_Brief_
Extract all lines that hold "type" from the records below.

[Stored items from a collection]
....................

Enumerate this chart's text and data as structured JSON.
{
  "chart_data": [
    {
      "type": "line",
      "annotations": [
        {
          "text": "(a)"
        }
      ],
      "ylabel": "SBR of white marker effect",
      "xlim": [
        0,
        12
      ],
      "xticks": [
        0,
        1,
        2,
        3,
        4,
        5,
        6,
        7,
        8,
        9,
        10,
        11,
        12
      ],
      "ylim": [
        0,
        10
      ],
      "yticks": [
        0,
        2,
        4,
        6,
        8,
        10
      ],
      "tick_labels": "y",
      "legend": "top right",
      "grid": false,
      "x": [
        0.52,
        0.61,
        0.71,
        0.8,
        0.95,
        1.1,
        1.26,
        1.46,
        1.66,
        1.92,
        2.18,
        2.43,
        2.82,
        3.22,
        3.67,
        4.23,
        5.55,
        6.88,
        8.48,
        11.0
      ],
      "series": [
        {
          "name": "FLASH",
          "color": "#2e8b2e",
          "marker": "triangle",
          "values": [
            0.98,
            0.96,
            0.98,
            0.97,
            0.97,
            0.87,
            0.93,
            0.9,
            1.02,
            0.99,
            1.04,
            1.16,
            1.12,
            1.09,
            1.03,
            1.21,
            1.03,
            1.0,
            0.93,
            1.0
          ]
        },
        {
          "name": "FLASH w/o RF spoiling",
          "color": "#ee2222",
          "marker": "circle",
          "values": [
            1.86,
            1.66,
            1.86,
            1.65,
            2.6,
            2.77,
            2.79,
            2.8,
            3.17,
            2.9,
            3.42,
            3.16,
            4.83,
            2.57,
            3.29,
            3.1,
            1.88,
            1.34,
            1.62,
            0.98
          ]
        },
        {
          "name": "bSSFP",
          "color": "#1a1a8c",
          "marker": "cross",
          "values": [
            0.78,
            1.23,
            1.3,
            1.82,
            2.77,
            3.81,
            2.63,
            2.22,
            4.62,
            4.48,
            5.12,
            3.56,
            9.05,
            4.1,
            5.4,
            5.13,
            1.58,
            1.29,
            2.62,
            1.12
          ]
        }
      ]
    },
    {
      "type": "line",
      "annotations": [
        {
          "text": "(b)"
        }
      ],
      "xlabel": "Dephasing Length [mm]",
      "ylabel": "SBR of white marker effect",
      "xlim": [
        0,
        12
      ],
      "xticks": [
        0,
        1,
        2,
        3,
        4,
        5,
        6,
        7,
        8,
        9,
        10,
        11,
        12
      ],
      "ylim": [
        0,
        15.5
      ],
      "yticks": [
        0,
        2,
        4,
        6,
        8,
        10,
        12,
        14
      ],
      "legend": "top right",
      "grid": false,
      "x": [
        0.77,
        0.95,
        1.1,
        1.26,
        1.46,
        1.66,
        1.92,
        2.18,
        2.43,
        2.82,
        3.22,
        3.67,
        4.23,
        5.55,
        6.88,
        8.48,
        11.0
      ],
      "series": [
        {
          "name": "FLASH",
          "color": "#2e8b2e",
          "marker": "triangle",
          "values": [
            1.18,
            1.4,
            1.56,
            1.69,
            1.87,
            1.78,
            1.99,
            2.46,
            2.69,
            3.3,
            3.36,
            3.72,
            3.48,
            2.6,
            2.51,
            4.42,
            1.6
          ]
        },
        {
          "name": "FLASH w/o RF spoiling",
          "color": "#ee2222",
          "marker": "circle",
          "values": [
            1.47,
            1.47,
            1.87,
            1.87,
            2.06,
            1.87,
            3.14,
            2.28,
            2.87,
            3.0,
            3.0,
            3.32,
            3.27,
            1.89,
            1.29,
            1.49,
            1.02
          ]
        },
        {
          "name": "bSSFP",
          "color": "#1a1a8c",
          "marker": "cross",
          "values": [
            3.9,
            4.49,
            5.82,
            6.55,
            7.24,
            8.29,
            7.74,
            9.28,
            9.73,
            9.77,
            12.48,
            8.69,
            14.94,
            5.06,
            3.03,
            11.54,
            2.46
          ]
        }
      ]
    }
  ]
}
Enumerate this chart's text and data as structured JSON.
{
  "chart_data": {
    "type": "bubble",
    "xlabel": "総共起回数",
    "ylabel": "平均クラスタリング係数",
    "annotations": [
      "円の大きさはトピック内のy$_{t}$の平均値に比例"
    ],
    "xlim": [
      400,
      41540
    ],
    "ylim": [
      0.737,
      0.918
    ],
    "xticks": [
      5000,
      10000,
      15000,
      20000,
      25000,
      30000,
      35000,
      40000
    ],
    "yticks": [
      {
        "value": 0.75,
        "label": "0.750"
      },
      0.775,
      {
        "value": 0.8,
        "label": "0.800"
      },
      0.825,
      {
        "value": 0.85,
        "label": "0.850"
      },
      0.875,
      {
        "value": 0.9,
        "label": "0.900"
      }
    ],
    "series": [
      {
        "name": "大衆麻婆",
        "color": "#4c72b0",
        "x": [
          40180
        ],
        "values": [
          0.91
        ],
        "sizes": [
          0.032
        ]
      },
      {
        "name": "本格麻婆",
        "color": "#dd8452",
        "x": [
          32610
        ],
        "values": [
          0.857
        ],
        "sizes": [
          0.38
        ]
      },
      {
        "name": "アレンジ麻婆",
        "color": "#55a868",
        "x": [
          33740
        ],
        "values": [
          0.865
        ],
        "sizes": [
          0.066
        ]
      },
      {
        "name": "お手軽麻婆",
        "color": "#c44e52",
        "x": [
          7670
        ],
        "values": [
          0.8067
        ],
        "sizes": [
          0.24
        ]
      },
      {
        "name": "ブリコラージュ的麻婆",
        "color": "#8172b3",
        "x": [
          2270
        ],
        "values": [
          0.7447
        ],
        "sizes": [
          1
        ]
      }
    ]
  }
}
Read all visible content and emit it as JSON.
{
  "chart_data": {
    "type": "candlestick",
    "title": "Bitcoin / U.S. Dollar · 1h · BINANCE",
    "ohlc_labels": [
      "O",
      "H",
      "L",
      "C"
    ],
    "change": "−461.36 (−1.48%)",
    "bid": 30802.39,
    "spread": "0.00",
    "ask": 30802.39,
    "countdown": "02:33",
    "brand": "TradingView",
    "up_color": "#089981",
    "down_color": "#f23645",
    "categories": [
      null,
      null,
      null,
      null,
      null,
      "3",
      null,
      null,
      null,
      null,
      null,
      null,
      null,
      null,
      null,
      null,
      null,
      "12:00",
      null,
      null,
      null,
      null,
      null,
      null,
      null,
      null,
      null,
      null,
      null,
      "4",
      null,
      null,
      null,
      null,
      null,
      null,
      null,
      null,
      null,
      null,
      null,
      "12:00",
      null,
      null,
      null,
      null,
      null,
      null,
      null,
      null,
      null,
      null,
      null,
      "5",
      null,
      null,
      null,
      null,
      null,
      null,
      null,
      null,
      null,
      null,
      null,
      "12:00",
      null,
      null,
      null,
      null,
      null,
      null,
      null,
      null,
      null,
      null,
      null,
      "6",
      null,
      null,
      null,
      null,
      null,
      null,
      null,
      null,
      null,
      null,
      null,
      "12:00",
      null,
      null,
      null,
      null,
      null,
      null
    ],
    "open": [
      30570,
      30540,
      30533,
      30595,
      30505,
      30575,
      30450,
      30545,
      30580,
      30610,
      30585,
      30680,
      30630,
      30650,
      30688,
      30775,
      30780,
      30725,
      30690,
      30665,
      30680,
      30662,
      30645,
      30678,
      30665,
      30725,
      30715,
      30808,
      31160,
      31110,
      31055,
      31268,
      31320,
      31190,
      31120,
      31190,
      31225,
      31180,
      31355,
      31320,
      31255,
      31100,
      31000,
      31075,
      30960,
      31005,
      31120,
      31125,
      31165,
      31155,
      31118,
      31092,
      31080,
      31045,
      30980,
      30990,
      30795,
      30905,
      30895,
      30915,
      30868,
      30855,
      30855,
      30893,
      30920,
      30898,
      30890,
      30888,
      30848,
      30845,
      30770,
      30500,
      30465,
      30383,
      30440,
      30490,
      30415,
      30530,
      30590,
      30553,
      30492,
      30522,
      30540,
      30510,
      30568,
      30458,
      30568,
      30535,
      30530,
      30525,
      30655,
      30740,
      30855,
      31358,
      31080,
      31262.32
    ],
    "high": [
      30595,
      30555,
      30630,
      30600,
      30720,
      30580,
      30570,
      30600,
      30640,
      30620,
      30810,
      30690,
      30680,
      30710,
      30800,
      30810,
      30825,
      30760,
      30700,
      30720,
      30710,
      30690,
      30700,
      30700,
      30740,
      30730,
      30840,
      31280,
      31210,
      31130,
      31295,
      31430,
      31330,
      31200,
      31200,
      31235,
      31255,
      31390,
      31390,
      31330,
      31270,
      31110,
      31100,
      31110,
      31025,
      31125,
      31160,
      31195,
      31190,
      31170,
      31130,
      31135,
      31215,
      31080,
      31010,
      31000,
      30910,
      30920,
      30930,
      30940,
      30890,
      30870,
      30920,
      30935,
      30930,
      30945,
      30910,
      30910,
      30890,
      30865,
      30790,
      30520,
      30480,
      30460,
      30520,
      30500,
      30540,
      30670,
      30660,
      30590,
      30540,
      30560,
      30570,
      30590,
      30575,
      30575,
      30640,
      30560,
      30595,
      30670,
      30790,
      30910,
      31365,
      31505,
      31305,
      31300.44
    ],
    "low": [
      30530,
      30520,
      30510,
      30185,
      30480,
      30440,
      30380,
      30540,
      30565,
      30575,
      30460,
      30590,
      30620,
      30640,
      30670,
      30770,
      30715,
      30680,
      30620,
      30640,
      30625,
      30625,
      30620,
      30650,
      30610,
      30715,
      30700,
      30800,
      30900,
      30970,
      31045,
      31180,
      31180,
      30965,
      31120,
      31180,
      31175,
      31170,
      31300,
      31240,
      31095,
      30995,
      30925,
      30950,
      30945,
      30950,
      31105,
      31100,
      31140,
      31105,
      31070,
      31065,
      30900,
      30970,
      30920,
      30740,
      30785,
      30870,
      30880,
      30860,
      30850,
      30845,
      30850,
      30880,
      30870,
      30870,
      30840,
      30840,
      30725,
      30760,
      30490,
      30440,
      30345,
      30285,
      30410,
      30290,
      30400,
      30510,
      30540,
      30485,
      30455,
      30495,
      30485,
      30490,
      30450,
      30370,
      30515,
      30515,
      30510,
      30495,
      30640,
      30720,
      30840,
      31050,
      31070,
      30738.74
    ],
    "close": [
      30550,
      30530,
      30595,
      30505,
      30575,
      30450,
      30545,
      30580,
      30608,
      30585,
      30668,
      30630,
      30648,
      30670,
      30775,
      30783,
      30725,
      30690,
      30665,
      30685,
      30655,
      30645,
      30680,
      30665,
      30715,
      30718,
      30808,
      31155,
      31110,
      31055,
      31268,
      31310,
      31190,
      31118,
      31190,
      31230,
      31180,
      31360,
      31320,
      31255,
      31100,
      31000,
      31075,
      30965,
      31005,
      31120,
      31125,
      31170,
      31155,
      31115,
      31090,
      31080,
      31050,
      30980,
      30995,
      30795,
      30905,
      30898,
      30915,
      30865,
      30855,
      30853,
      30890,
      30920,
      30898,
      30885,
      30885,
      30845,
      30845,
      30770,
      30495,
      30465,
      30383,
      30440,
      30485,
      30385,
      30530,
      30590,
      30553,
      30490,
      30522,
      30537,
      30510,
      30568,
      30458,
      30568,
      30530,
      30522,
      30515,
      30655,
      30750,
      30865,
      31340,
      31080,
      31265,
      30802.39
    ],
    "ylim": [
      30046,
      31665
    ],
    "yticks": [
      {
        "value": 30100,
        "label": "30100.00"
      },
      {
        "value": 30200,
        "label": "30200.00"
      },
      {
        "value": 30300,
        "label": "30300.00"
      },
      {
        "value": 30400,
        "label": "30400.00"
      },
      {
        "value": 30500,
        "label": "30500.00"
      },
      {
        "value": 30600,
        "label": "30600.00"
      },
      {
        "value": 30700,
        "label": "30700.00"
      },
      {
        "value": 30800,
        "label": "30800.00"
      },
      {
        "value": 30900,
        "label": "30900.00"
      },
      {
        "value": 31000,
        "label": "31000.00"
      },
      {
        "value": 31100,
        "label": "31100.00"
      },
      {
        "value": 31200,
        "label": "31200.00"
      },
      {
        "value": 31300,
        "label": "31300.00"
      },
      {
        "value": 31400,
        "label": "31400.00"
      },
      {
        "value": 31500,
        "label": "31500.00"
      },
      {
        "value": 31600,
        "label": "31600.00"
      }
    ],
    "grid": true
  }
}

....................

_Final result_
      "type": "line",
      "type": "line",
    "type": "bubble",
    "type": "candlestick",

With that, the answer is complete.